PROBLEM STATEMENT.
Restate the full set of records exactly, without adding or dropping a word.

SOURCE MATERIAL.
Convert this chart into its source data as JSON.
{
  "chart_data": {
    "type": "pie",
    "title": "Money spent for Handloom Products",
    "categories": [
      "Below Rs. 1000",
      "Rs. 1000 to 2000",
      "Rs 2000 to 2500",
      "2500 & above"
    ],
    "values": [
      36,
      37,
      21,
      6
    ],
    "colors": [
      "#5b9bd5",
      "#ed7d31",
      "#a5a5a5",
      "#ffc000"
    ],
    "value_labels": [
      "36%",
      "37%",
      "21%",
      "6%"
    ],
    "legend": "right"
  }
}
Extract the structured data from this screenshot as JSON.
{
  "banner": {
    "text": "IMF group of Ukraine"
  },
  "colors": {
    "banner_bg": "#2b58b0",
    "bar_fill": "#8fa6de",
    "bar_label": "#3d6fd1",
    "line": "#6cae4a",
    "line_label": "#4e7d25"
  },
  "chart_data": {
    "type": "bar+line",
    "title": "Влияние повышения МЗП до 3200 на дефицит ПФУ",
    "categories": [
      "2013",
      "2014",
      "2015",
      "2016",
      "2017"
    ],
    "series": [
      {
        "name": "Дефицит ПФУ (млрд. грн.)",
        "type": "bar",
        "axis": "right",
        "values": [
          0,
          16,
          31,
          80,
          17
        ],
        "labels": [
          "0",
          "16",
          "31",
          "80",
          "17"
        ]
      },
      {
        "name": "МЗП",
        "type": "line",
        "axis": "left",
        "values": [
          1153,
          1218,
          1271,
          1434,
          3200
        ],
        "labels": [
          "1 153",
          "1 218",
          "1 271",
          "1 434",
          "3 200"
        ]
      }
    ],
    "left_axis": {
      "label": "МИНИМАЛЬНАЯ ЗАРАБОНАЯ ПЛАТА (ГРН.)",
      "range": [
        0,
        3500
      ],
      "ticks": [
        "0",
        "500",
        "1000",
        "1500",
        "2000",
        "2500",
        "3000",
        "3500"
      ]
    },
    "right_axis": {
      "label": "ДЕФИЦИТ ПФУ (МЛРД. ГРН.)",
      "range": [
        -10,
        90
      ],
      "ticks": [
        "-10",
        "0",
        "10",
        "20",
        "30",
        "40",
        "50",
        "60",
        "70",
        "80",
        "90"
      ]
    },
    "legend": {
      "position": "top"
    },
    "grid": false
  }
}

WRITTEN ANSWER.
Convert this chart into its source data as JSON.
{
  "chart_data": {
    "type": "pie",
    "title": "Money spent for Handloom Products",
    "categories": [
      "Below Rs. 1000",
      "Rs. 1000 to 2000",
      "Rs 2000 to 2500",
      "2500 & above"
    ],
    "values": [
      36,
      37,
      21,
      6
    ],
    "colors": [
      "#5b9bd5",
      "#ed7d31",
      "#a5a5a5",
      "#ffc000"
    ],
    "value_labels": [
      "36%",
      "37%",
      "21%",
      "6%"
    ],
    "legend": "right"
  }
}
Extract the structured data from this screenshot as JSON.
{
  "banner": {
    "text": "IMF group of Ukraine"
  },
  "colors": {
    "banner_bg": "#2b58b0",
    "bar_fill": "#8fa6de",
    "bar_label": "#3d6fd1",
    "line": "#6cae4a",
    "line_label": "#4e7d25"
  },
  "chart_data": {
    "type": "bar+line",
    "title": "Влияние повышения МЗП до 3200 на дефицит ПФУ",
    "categories": [
      "2013",
      "2014",
      "2015",
      "2016",
      "2017"
    ],
    "series": [
      {
        "name": "Дефицит ПФУ (млрд. грн.)",
        "type": "bar",
        "axis": "right",
        "values": [
          0,
          16,
          31,
          80,
          17
        ],
        "labels": [
          "0",
          "16",
          "31",
          "80",
          "17"
        ]
      },
      {
        "name": "МЗП",
        "type": "line",
        "axis": "left",
        "values": [
          1153,
          1218,
          1271,
          1434,
          3200
        ],
        "labels": [
          "1 153",
          "1 218",
          "1 271",
          "1 434",
          "3 200"
        ]
      }
    ],
    "left_axis": {
      "label": "МИНИМАЛЬНАЯ ЗАРАБОНАЯ ПЛАТА (ГРН.)",
      "range": [
        0,
        3500
      ],
      "ticks": [
        "0",
        "500",
        "1000",
        "1500",
        "2000",
        "2500",
        "3000",
        "3500"
      ]
    },
    "right_axis": {
      "label": "ДЕФИЦИТ ПФУ (МЛРД. ГРН.)",
      "range": [
        -10,
        90
      ],
      "ticks": [
        "-10",
        "0",
        "10",
        "20",
        "30",
        "40",
        "50",
        "60",
        "70",
        "80",
        "90"
      ]
    },
    "legend": {
      "position": "top"
    },
    "grid": false
  }
}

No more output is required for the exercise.